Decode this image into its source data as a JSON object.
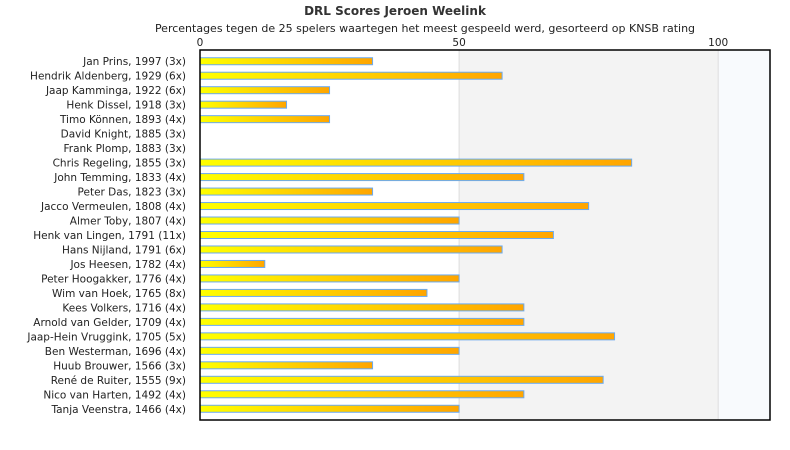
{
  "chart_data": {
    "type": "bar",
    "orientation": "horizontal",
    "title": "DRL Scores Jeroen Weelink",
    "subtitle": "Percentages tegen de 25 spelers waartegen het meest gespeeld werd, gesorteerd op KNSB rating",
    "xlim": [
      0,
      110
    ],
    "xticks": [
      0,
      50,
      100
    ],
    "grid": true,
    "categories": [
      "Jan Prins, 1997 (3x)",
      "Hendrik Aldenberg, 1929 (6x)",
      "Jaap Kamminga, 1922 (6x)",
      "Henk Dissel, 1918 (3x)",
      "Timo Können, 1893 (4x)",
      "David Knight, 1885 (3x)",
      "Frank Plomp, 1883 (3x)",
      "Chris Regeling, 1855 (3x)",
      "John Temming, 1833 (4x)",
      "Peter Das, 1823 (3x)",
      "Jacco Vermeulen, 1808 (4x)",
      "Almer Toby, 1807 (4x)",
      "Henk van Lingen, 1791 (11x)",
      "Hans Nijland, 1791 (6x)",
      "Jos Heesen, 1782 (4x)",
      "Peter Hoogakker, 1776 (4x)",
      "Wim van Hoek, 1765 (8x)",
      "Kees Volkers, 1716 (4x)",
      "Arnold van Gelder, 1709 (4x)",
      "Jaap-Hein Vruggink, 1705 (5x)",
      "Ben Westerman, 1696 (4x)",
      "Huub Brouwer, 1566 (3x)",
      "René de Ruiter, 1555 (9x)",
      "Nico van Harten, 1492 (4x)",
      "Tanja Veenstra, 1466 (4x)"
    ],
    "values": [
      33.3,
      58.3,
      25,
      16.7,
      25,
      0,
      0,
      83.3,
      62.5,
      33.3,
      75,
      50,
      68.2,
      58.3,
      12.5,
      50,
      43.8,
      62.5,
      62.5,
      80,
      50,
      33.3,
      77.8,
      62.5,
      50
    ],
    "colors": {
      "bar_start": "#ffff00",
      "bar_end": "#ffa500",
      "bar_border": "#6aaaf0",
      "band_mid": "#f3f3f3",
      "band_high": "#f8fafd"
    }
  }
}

::::::

**Written task:** Without including the pictures, reproduce all entries exactly.

**Answer for this exercise:**
Decode this image into its source data as a JSON object.
{
  "chart_data": {
    "type": "bar",
    "orientation": "horizontal",
    "title": "DRL Scores Jeroen Weelink",
    "subtitle": "Percentages tegen de 25 spelers waartegen het meest gespeeld werd, gesorteerd op KNSB rating",
    "xlim": [
      0,
      110
    ],
    "xticks": [
      0,
      50,
      100
    ],
    "grid": true,
    "categories": [
      "Jan Prins, 1997 (3x)",
      "Hendrik Aldenberg, 1929 (6x)",
      "Jaap Kamminga, 1922 (6x)",
      "Henk Dissel, 1918 (3x)",
      "Timo Können, 1893 (4x)",
      "David Knight, 1885 (3x)",
      "Frank Plomp, 1883 (3x)",
      "Chris Regeling, 1855 (3x)",
      "John Temming, 1833 (4x)",
      "Peter Das, 1823 (3x)",
      "Jacco Vermeulen, 1808 (4x)",
      "Almer Toby, 1807 (4x)",
      "Henk van Lingen, 1791 (11x)",
      "Hans Nijland, 1791 (6x)",
      "Jos Heesen, 1782 (4x)",
      "Peter Hoogakker, 1776 (4x)",
      "Wim van Hoek, 1765 (8x)",
      "Kees Volkers, 1716 (4x)",
      "Arnold van Gelder, 1709 (4x)",
      "Jaap-Hein Vruggink, 1705 (5x)",
      "Ben Westerman, 1696 (4x)",
      "Huub Brouwer, 1566 (3x)",
      "René de Ruiter, 1555 (9x)",
      "Nico van Harten, 1492 (4x)",
      "Tanja Veenstra, 1466 (4x)"
    ],
    "values": [
      33.3,
      58.3,
      25,
      16.7,
      25,
      0,
      0,
      83.3,
      62.5,
      33.3,
      75,
      50,
      68.2,
      58.3,
      12.5,
      50,
      43.8,
      62.5,
      62.5,
      80,
      50,
      33.3,
      77.8,
      62.5,
      50
    ],
    "colors": {
      "bar_start": "#ffff00",
      "bar_end": "#ffa500",
      "bar_border": "#6aaaf0",
      "band_mid": "#f3f3f3",
      "band_high": "#f8fafd"
    }
  }
}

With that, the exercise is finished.